[start GIVEN DATA]

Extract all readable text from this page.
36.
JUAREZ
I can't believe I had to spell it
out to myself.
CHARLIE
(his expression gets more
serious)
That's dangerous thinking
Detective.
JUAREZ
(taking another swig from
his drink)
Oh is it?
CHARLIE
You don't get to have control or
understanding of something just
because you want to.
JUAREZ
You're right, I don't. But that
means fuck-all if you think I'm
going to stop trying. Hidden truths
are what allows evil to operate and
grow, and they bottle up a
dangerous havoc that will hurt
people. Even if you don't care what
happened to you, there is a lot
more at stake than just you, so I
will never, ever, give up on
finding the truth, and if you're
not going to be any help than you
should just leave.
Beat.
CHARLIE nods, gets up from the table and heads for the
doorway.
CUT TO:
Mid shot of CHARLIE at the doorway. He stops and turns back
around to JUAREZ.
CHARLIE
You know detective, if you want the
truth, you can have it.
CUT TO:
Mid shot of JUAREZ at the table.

[end GIVEN DATA]

Scan the records above for the string "want", then select every line that holds it.

because you want to.
You know detective, if you want the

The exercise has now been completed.